[AIM OF THE TASK] Transcribe the whole listing below without changing a word, but leave out every image.

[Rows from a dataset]
========================

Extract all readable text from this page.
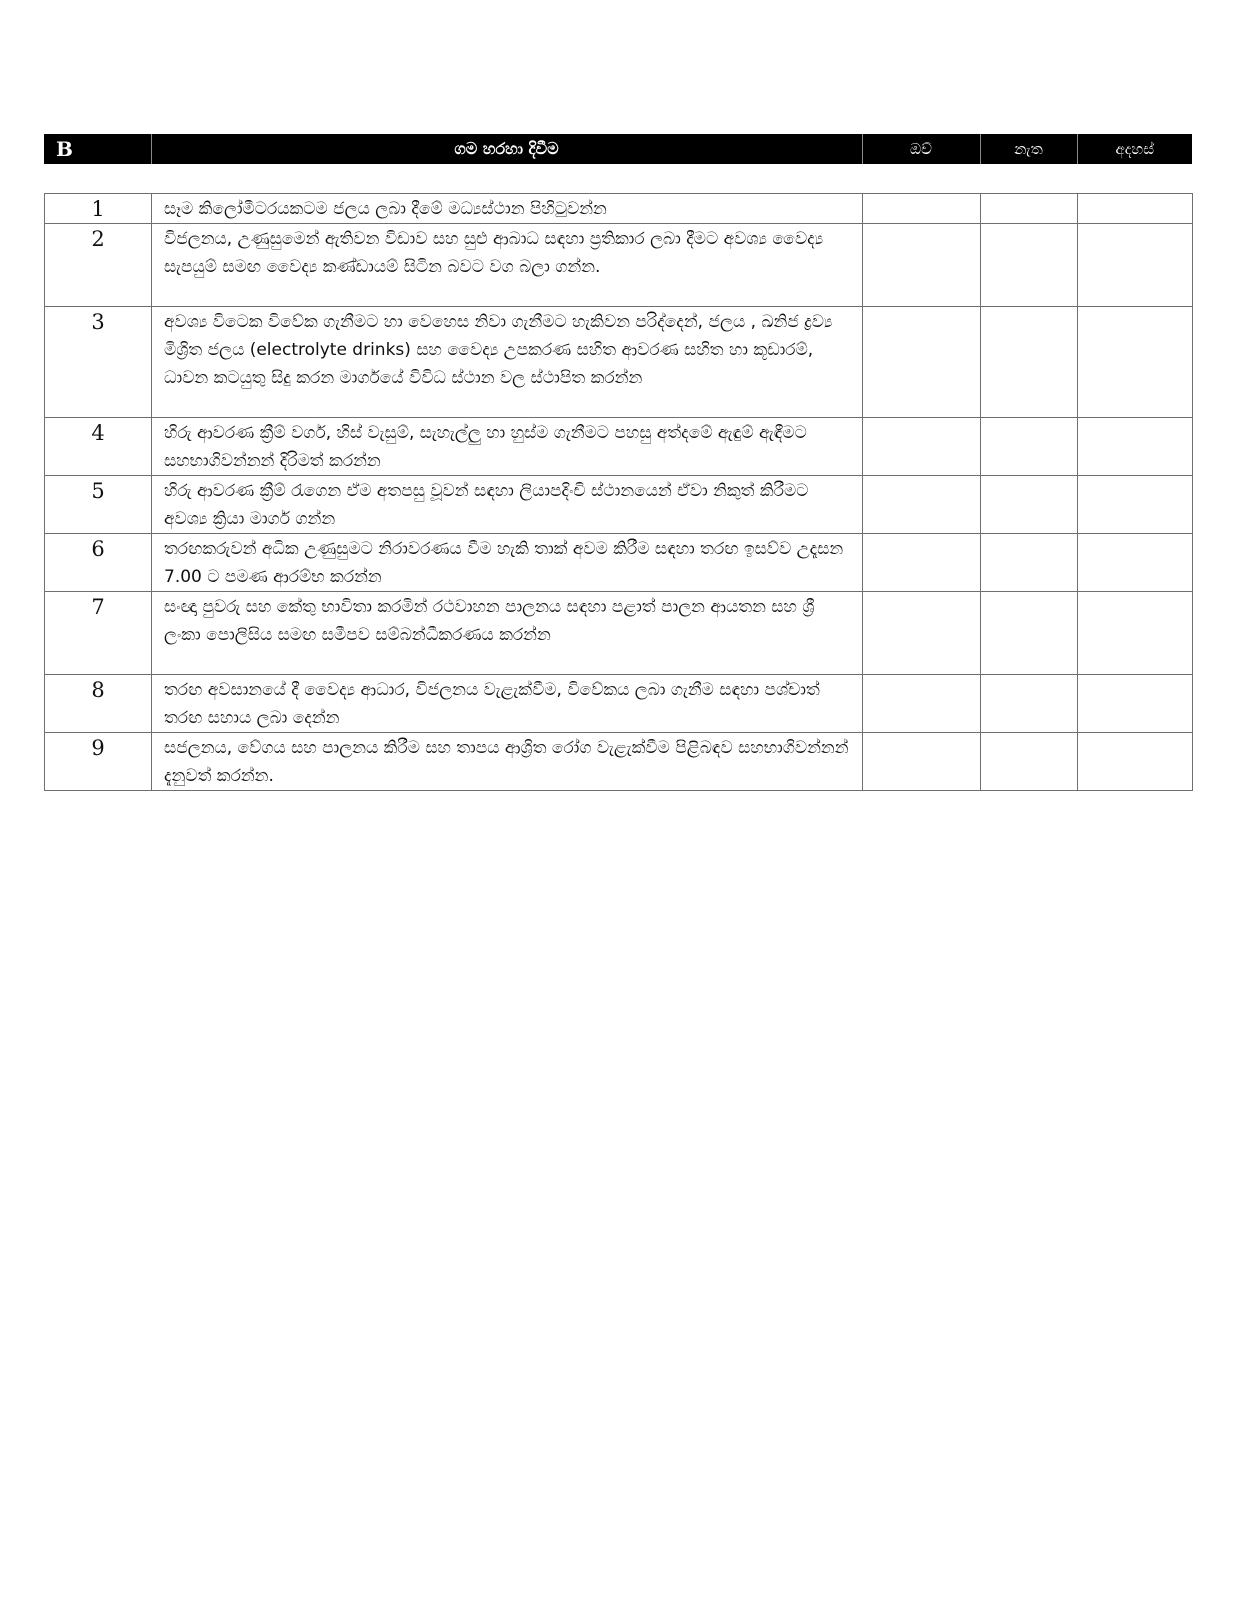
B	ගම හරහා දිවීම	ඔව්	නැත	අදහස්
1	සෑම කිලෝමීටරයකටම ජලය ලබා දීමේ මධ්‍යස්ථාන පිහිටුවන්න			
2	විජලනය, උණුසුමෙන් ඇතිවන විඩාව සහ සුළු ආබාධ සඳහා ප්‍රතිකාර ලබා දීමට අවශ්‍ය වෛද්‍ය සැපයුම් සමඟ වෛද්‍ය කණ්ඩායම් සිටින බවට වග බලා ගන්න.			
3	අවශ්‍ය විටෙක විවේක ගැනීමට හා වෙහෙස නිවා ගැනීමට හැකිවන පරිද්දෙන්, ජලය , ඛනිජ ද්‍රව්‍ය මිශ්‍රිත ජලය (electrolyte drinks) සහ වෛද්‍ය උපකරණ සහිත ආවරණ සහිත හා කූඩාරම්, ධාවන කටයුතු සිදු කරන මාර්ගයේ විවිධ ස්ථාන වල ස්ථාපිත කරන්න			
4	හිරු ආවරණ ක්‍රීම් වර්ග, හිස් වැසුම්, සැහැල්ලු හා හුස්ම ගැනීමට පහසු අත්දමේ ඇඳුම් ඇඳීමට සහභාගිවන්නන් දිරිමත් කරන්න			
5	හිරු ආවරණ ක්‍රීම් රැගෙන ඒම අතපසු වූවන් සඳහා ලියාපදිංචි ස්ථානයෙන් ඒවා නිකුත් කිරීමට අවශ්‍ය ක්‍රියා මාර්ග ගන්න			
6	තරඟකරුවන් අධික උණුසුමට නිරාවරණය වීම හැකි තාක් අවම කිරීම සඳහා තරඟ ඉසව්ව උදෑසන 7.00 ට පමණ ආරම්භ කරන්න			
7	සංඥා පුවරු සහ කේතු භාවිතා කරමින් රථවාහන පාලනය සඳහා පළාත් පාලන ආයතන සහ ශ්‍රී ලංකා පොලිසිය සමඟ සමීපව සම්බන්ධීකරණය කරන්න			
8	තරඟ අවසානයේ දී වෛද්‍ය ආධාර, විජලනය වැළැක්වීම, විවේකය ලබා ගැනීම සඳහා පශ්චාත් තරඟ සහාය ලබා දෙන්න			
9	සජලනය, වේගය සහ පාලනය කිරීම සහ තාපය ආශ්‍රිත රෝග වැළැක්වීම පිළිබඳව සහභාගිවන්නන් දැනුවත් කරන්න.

========================

[RESPONSE TO THIS EXERCISE]
Extract all readable text from this page.
B	ගම හරහා දිවීම	ඔව්	නැත	අදහස්
1	සෑම කිලෝමීටරයකටම ජලය ලබා දීමේ මධ්‍යස්ථාන පිහිටුවන්න			
2	විජලනය, උණුසුමෙන් ඇතිවන විඩාව සහ සුළු ආබාධ සඳහා ප්‍රතිකාර ලබා දීමට අවශ්‍ය වෛද්‍ය සැපයුම් සමඟ වෛද්‍ය කණ්ඩායම් සිටින බවට වග බලා ගන්න.			
3	අවශ්‍ය විටෙක විවේක ගැනීමට හා වෙහෙස නිවා ගැනීමට හැකිවන පරිද්දෙන්, ජලය , ඛනිජ ද්‍රව්‍ය මිශ්‍රිත ජලය (electrolyte drinks) සහ වෛද්‍ය උපකරණ සහිත ආවරණ සහිත හා කූඩාරම්, ධාවන කටයුතු සිදු කරන මාර්ගයේ විවිධ ස්ථාන වල ස්ථාපිත කරන්න			
4	හිරු ආවරණ ක්‍රීම් වර්ග, හිස් වැසුම්, සැහැල්ලු හා හුස්ම ගැනීමට පහසු අත්දමේ ඇඳුම් ඇඳීමට සහභාගිවන්නන් දිරිමත් කරන්න			
5	හිරු ආවරණ ක්‍රීම් රැගෙන ඒම අතපසු වූවන් සඳහා ලියාපදිංචි ස්ථානයෙන් ඒවා නිකුත් කිරීමට අවශ්‍ය ක්‍රියා මාර්ග ගන්න			
6	තරඟකරුවන් අධික උණුසුමට නිරාවරණය වීම හැකි තාක් අවම කිරීම සඳහා තරඟ ඉසව්ව උදෑසන 7.00 ට පමණ ආරම්භ කරන්න			
7	සංඥා පුවරු සහ කේතු භාවිතා කරමින් රථවාහන පාලනය සඳහා පළාත් පාලන ආයතන සහ ශ්‍රී ලංකා පොලිසිය සමඟ සමීපව සම්බන්ධීකරණය කරන්න			
8	තරඟ අවසානයේ දී වෛද්‍ය ආධාර, විජලනය වැළැක්වීම, විවේකය ලබා ගැනීම සඳහා පශ්චාත් තරඟ සහාය ලබා දෙන්න			
9	සජලනය, වේගය සහ පාලනය කිරීම සහ තාපය ආශ්‍රිත රෝග වැළැක්වීම පිළිබඳව සහභාගිවන්නන් දැනුවත් කරන්න.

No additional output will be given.